• THE TASK: Without including any pictures, copy each entry below exactly.

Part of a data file
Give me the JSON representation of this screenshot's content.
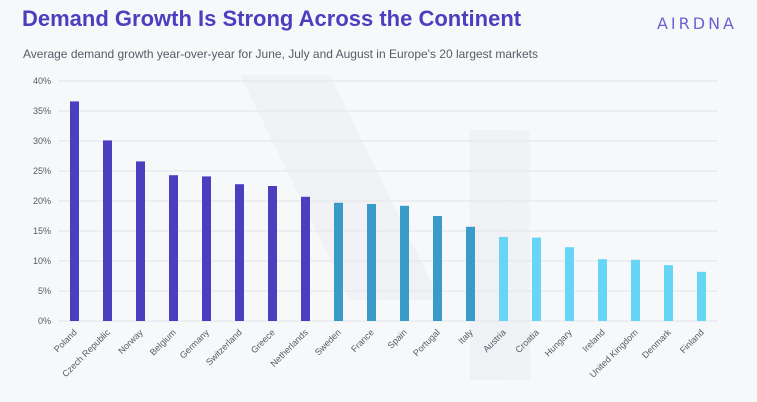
{
  "header": {
    "title": "Demand Growth Is Strong Across the Continent",
    "subtitle": "Average demand growth year-over-year for June, July and August in Europe's 20 largest markets",
    "logo": "AIRDNA"
  },
  "colors": {
    "bars": [
      "#4b3fc0",
      "#4b3fc0",
      "#4b3fc0",
      "#4b3fc0",
      "#4b3fc0",
      "#4b3fc0",
      "#4b3fc0",
      "#4b3fc0",
      "#3a9bc9",
      "#3a9bc9",
      "#3a9bc9",
      "#3a9bc9",
      "#3a9bc9",
      "#67d5f5",
      "#67d5f5",
      "#67d5f5",
      "#67d5f5",
      "#67d5f5",
      "#67d5f5",
      "#67d5f5"
    ],
    "grid": "#e2e5ea",
    "text": "#555c66"
  },
  "chart_data": {
    "type": "bar",
    "title": "Demand Growth Is Strong Across the Continent",
    "xlabel": "",
    "ylabel": "",
    "ylim": [
      0,
      40
    ],
    "y_ticks": [
      "0%",
      "5%",
      "10%",
      "15%",
      "20%",
      "25%",
      "30%",
      "35%",
      "40%"
    ],
    "grid": true,
    "categories": [
      "Poland",
      "Czech Republic",
      "Norway",
      "Belgium",
      "Germany",
      "Switzerland",
      "Greece",
      "Netherlands",
      "Sweden",
      "France",
      "Spain",
      "Portugal",
      "Italy",
      "Austria",
      "Croatia",
      "Hungary",
      "Ireland",
      "United Kingdom",
      "Denmark",
      "Finland"
    ],
    "values": [
      36.6,
      30.1,
      26.6,
      24.3,
      24.1,
      22.8,
      22.5,
      20.7,
      19.7,
      19.5,
      19.2,
      17.5,
      15.7,
      14.0,
      13.9,
      12.3,
      10.3,
      10.2,
      9.3,
      8.2
    ]
  }
}
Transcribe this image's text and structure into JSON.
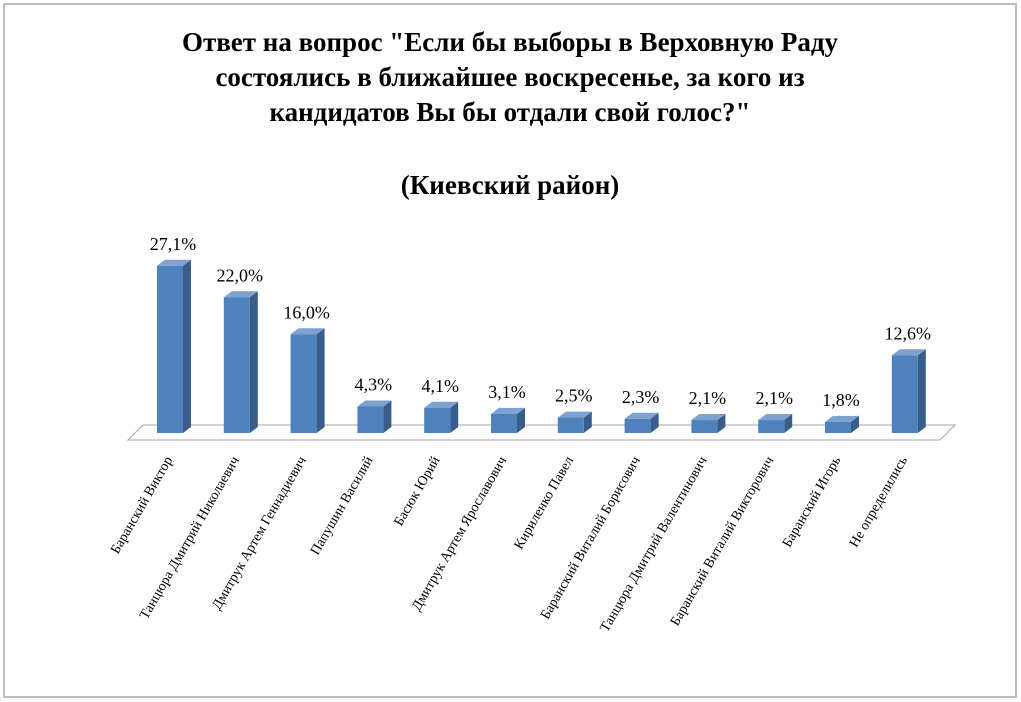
{
  "chart_data": {
    "type": "bar3d",
    "title": [
      "Ответ на вопрос \"Если бы выборы в Верховную Раду",
      "состоялись в ближайшее воскресенье, за кого из",
      "кандидатов Вы бы отдали свой голос?\""
    ],
    "subtitle": "(Киевский район)",
    "categories": [
      "Баранский Виктор",
      "Танцюра Дмитрий Николаевич",
      "Дмитрук Артем Геннадиевич",
      "Папушин Василий",
      "Басюк Юрий",
      "Дмитрук Артем Ярославович",
      "Кириленко Павел",
      "Баранский Виталий Борисович",
      "Танцюра Дмитрий Валентинович",
      "Баранский Виталий Викторович",
      "Баранский Игорь",
      "Не определились"
    ],
    "values": [
      27.1,
      22.0,
      16.0,
      4.3,
      4.1,
      3.1,
      2.5,
      2.3,
      2.1,
      2.1,
      1.8,
      12.6
    ],
    "value_labels": [
      "27,1%",
      "22,0%",
      "16,0%",
      "4,3%",
      "4,1%",
      "3,1%",
      "2,5%",
      "2,3%",
      "2,1%",
      "2,1%",
      "1,8%",
      "12,6%"
    ],
    "color": "#4f81bd"
  }
}
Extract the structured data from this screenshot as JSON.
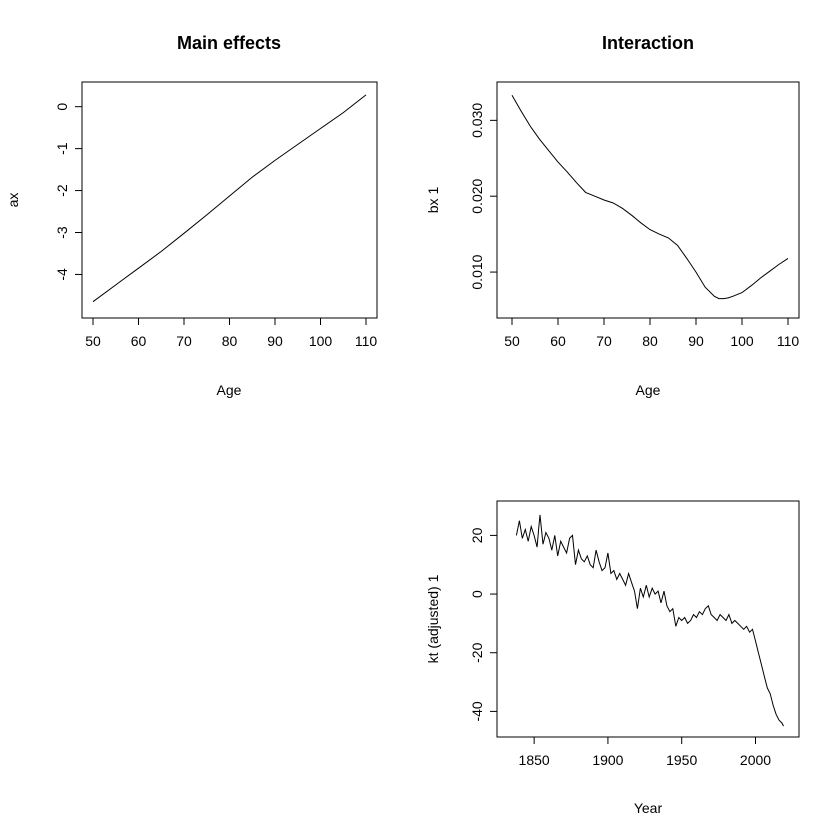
{
  "chart_data": [
    {
      "type": "line",
      "title": "Main effects",
      "xlabel": "Age",
      "ylabel": "ax",
      "xlim": [
        50,
        110
      ],
      "ylim": [
        -4.8,
        0.35
      ],
      "xticks": [
        50,
        60,
        70,
        80,
        90,
        100,
        110
      ],
      "yticks": [
        0,
        -1,
        -2,
        -3,
        -4
      ],
      "series": [
        {
          "x": [
            50,
            55,
            60,
            65,
            70,
            75,
            80,
            85,
            90,
            95,
            100,
            105,
            110
          ],
          "y": [
            -4.65,
            -4.25,
            -3.85,
            -3.45,
            -3.02,
            -2.58,
            -2.13,
            -1.68,
            -1.28,
            -0.9,
            -0.52,
            -0.14,
            0.28
          ]
        }
      ]
    },
    {
      "type": "line",
      "title": "Interaction",
      "xlabel": "Age",
      "ylabel": "bx 1",
      "xlim": [
        50,
        110
      ],
      "ylim": [
        0.005,
        0.034
      ],
      "xticks": [
        50,
        60,
        70,
        80,
        90,
        100,
        110
      ],
      "yticks": [
        0.01,
        0.02,
        0.03
      ],
      "ytick_labels": [
        "0.010",
        "0.020",
        "0.030"
      ],
      "series": [
        {
          "x": [
            50,
            52,
            54,
            56,
            58,
            60,
            62,
            64,
            66,
            68,
            70,
            72,
            74,
            76,
            78,
            80,
            82,
            84,
            86,
            88,
            90,
            92,
            94,
            95,
            96,
            97,
            98,
            100,
            102,
            104,
            106,
            108,
            110
          ],
          "y": [
            0.0333,
            0.0312,
            0.0292,
            0.0275,
            0.026,
            0.0245,
            0.0232,
            0.0218,
            0.0205,
            0.02,
            0.0195,
            0.0191,
            0.0184,
            0.0175,
            0.0165,
            0.0156,
            0.015,
            0.0145,
            0.0135,
            0.0118,
            0.01,
            0.008,
            0.0068,
            0.0065,
            0.0065,
            0.0066,
            0.0068,
            0.0073,
            0.0082,
            0.0092,
            0.0101,
            0.011,
            0.0118
          ]
        }
      ]
    },
    {
      "type": "line",
      "title": "",
      "xlabel": "Year",
      "ylabel": "kt (adjusted) 1",
      "xlim": [
        1835,
        2020
      ],
      "ylim": [
        -46,
        29
      ],
      "xticks": [
        1850,
        1900,
        1950,
        2000
      ],
      "yticks": [
        20,
        0,
        -20,
        -40
      ],
      "series": [
        {
          "x": [
            1838,
            1840,
            1842,
            1844,
            1846,
            1848,
            1850,
            1852,
            1853,
            1854,
            1856,
            1858,
            1860,
            1862,
            1864,
            1866,
            1868,
            1870,
            1872,
            1874,
            1876,
            1878,
            1880,
            1882,
            1884,
            1886,
            1888,
            1890,
            1892,
            1894,
            1896,
            1898,
            1900,
            1902,
            1904,
            1906,
            1908,
            1910,
            1912,
            1914,
            1916,
            1918,
            1920,
            1922,
            1924,
            1926,
            1928,
            1930,
            1932,
            1934,
            1936,
            1938,
            1940,
            1942,
            1944,
            1946,
            1948,
            1950,
            1952,
            1954,
            1956,
            1958,
            1960,
            1962,
            1964,
            1966,
            1968,
            1970,
            1972,
            1974,
            1976,
            1978,
            1980,
            1982,
            1984,
            1986,
            1988,
            1990,
            1992,
            1994,
            1996,
            1998,
            2000,
            2002,
            2004,
            2006,
            2008,
            2010,
            2012,
            2014,
            2016,
            2018,
            2019
          ],
          "y": [
            20,
            25,
            19,
            22,
            18,
            23,
            20,
            16,
            22,
            27,
            17,
            21,
            19,
            15,
            20,
            13,
            18,
            16,
            14,
            19,
            20,
            10,
            15,
            12,
            11,
            13,
            10,
            9,
            15,
            11,
            8,
            9,
            14,
            7,
            8,
            5,
            7,
            5,
            3,
            7,
            4,
            1,
            -5,
            2,
            -1,
            3,
            -1,
            2,
            0,
            1,
            -3,
            1,
            -4,
            -6,
            -5,
            -11,
            -8,
            -9,
            -8,
            -10,
            -9,
            -7,
            -8,
            -6,
            -7,
            -5,
            -4,
            -7,
            -8,
            -9,
            -7,
            -8,
            -9,
            -7,
            -10,
            -9,
            -10,
            -11,
            -12,
            -11,
            -13,
            -12,
            -16,
            -20,
            -24,
            -28,
            -32,
            -34,
            -38,
            -41,
            -43,
            -44,
            -45
          ]
        }
      ]
    }
  ]
}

• TASK SOLUTION:
Give me the JSON representation of this screenshot's content.
{
  "header": {
    "title": "Demand Growth Is Strong Across the Continent",
    "subtitle": "Average demand growth year-over-year for June, July and August in Europe's 20 largest markets",
    "logo": "AIRDNA"
  },
  "colors": {
    "bars": [
      "#4b3fc0",
      "#4b3fc0",
      "#4b3fc0",
      "#4b3fc0",
      "#4b3fc0",
      "#4b3fc0",
      "#4b3fc0",
      "#4b3fc0",
      "#3a9bc9",
      "#3a9bc9",
      "#3a9bc9",
      "#3a9bc9",
      "#3a9bc9",
      "#67d5f5",
      "#67d5f5",
      "#67d5f5",
      "#67d5f5",
      "#67d5f5",
      "#67d5f5",
      "#67d5f5"
    ],
    "grid": "#e2e5ea",
    "text": "#555c66"
  },
  "chart_data": {
    "type": "bar",
    "title": "Demand Growth Is Strong Across the Continent",
    "xlabel": "",
    "ylabel": "",
    "ylim": [
      0,
      40
    ],
    "y_ticks": [
      "0%",
      "5%",
      "10%",
      "15%",
      "20%",
      "25%",
      "30%",
      "35%",
      "40%"
    ],
    "grid": true,
    "categories": [
      "Poland",
      "Czech Republic",
      "Norway",
      "Belgium",
      "Germany",
      "Switzerland",
      "Greece",
      "Netherlands",
      "Sweden",
      "France",
      "Spain",
      "Portugal",
      "Italy",
      "Austria",
      "Croatia",
      "Hungary",
      "Ireland",
      "United Kingdom",
      "Denmark",
      "Finland"
    ],
    "values": [
      36.6,
      30.1,
      26.6,
      24.3,
      24.1,
      22.8,
      22.5,
      20.7,
      19.7,
      19.5,
      19.2,
      17.5,
      15.7,
      14.0,
      13.9,
      12.3,
      10.3,
      10.2,
      9.3,
      8.2
    ]
  }
}
Transcribe this image's text and structure into JSON.
{
  "chart_data": {
    "type": "bar3d",
    "title": [
      "Ответ на вопрос \"Если бы выборы в Верховную Раду",
      "состоялись в ближайшее воскресенье, за кого из",
      "кандидатов Вы бы отдали свой голос?\""
    ],
    "subtitle": "(Киевский район)",
    "categories": [
      "Баранский Виктор",
      "Танцюра Дмитрий Николаевич",
      "Дмитрук Артем Геннадиевич",
      "Папушин Василий",
      "Басюк Юрий",
      "Дмитрук Артем Ярославович",
      "Кириленко Павел",
      "Баранский Виталий Борисович",
      "Танцюра Дмитрий Валентинович",
      "Баранский Виталий Викторович",
      "Баранский Игорь",
      "Не определились"
    ],
    "values": [
      27.1,
      22.0,
      16.0,
      4.3,
      4.1,
      3.1,
      2.5,
      2.3,
      2.1,
      2.1,
      1.8,
      12.6
    ],
    "value_labels": [
      "27,1%",
      "22,0%",
      "16,0%",
      "4,3%",
      "4,1%",
      "3,1%",
      "2,5%",
      "2,3%",
      "2,1%",
      "2,1%",
      "1,8%",
      "12,6%"
    ],
    "color": "#4f81bd"
  }
}
Extract the structured data from this screenshot as JSON.
{
  "chart_data": [
    {
      "type": "line",
      "title": "Main effects",
      "xlabel": "Age",
      "ylabel": "ax",
      "xlim": [
        50,
        110
      ],
      "ylim": [
        -4.8,
        0.35
      ],
      "xticks": [
        50,
        60,
        70,
        80,
        90,
        100,
        110
      ],
      "yticks": [
        0,
        -1,
        -2,
        -3,
        -4
      ],
      "series": [
        {
          "x": [
            50,
            55,
            60,
            65,
            70,
            75,
            80,
            85,
            90,
            95,
            100,
            105,
            110
          ],
          "y": [
            -4.65,
            -4.25,
            -3.85,
            -3.45,
            -3.02,
            -2.58,
            -2.13,
            -1.68,
            -1.28,
            -0.9,
            -0.52,
            -0.14,
            0.28
          ]
        }
      ]
    },
    {
      "type": "line",
      "title": "Interaction",
      "xlabel": "Age",
      "ylabel": "bx 1",
      "xlim": [
        50,
        110
      ],
      "ylim": [
        0.005,
        0.034
      ],
      "xticks": [
        50,
        60,
        70,
        80,
        90,
        100,
        110
      ],
      "yticks": [
        0.01,
        0.02,
        0.03
      ],
      "ytick_labels": [
        "0.010",
        "0.020",
        "0.030"
      ],
      "series": [
        {
          "x": [
            50,
            52,
            54,
            56,
            58,
            60,
            62,
            64,
            66,
            68,
            70,
            72,
            74,
            76,
            78,
            80,
            82,
            84,
            86,
            88,
            90,
            92,
            94,
            95,
            96,
            97,
            98,
            100,
            102,
            104,
            106,
            108,
            110
          ],
          "y": [
            0.0333,
            0.0312,
            0.0292,
            0.0275,
            0.026,
            0.0245,
            0.0232,
            0.0218,
            0.0205,
            0.02,
            0.0195,
            0.0191,
            0.0184,
            0.0175,
            0.0165,
            0.0156,
            0.015,
            0.0145,
            0.0135,
            0.0118,
            0.01,
            0.008,
            0.0068,
            0.0065,
            0.0065,
            0.0066,
            0.0068,
            0.0073,
            0.0082,
            0.0092,
            0.0101,
            0.011,
            0.0118
          ]
        }
      ]
    },
    {
      "type": "line",
      "title": "",
      "xlabel": "Year",
      "ylabel": "kt (adjusted) 1",
      "xlim": [
        1835,
        2020
      ],
      "ylim": [
        -46,
        29
      ],
      "xticks": [
        1850,
        1900,
        1950,
        2000
      ],
      "yticks": [
        20,
        0,
        -20,
        -40
      ],
      "series": [
        {
          "x": [
            1838,
            1840,
            1842,
            1844,
            1846,
            1848,
            1850,
            1852,
            1853,
            1854,
            1856,
            1858,
            1860,
            1862,
            1864,
            1866,
            1868,
            1870,
            1872,
            1874,
            1876,
            1878,
            1880,
            1882,
            1884,
            1886,
            1888,
            1890,
            1892,
            1894,
            1896,
            1898,
            1900,
            1902,
            1904,
            1906,
            1908,
            1910,
            1912,
            1914,
            1916,
            1918,
            1920,
            1922,
            1924,
            1926,
            1928,
            1930,
            1932,
            1934,
            1936,
            1938,
            1940,
            1942,
            1944,
            1946,
            1948,
            1950,
            1952,
            1954,
            1956,
            1958,
            1960,
            1962,
            1964,
            1966,
            1968,
            1970,
            1972,
            1974,
            1976,
            1978,
            1980,
            1982,
            1984,
            1986,
            1988,
            1990,
            1992,
            1994,
            1996,
            1998,
            2000,
            2002,
            2004,
            2006,
            2008,
            2010,
            2012,
            2014,
            2016,
            2018,
            2019
          ],
          "y": [
            20,
            25,
            19,
            22,
            18,
            23,
            20,
            16,
            22,
            27,
            17,
            21,
            19,
            15,
            20,
            13,
            18,
            16,
            14,
            19,
            20,
            10,
            15,
            12,
            11,
            13,
            10,
            9,
            15,
            11,
            8,
            9,
            14,
            7,
            8,
            5,
            7,
            5,
            3,
            7,
            4,
            1,
            -5,
            2,
            -1,
            3,
            -1,
            2,
            0,
            1,
            -3,
            1,
            -4,
            -6,
            -5,
            -11,
            -8,
            -9,
            -8,
            -10,
            -9,
            -7,
            -8,
            -6,
            -7,
            -5,
            -4,
            -7,
            -8,
            -9,
            -7,
            -8,
            -9,
            -7,
            -10,
            -9,
            -10,
            -11,
            -12,
            -11,
            -13,
            -12,
            -16,
            -20,
            -24,
            -28,
            -32,
            -34,
            -38,
            -41,
            -43,
            -44,
            -45
          ]
        }
      ]
    }
  ]
}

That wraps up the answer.